Recorded data
○ ○ ○

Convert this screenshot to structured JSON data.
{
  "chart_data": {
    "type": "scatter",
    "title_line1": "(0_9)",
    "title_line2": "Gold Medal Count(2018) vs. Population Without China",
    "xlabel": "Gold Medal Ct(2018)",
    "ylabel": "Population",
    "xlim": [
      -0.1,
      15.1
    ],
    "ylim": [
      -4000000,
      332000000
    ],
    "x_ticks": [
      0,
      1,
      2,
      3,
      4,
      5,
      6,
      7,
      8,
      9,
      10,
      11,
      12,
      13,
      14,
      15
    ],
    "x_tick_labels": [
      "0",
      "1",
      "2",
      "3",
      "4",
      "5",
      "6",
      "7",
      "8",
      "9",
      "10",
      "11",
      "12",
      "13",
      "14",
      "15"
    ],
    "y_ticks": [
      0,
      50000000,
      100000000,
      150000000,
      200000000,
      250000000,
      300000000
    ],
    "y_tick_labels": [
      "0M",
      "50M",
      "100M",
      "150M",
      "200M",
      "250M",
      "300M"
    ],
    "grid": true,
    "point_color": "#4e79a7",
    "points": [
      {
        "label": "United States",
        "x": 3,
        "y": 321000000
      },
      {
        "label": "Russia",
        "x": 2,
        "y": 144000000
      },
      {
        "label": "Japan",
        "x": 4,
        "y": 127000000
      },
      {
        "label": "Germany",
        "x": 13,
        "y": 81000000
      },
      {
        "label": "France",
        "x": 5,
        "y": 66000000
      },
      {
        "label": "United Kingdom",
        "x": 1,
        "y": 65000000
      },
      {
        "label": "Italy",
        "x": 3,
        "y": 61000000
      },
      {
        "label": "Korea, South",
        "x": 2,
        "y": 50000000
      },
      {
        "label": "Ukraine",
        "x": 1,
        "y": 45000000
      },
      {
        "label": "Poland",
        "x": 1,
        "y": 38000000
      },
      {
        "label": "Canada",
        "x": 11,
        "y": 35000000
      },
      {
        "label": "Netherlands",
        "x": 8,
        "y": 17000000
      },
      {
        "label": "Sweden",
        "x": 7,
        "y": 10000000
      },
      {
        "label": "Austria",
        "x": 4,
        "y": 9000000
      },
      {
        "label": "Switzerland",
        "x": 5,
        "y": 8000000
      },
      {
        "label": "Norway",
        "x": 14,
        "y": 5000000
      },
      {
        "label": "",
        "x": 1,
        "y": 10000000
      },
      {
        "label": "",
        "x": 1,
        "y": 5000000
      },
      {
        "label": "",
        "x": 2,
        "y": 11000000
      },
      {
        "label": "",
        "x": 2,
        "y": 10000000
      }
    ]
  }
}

○ ○ ○

• WHAT THIS TASK INVOLVES: Say, as a single number and nothing more, how many lines of the entries contain the word "Gold".

• EXERCISE RESULT: 2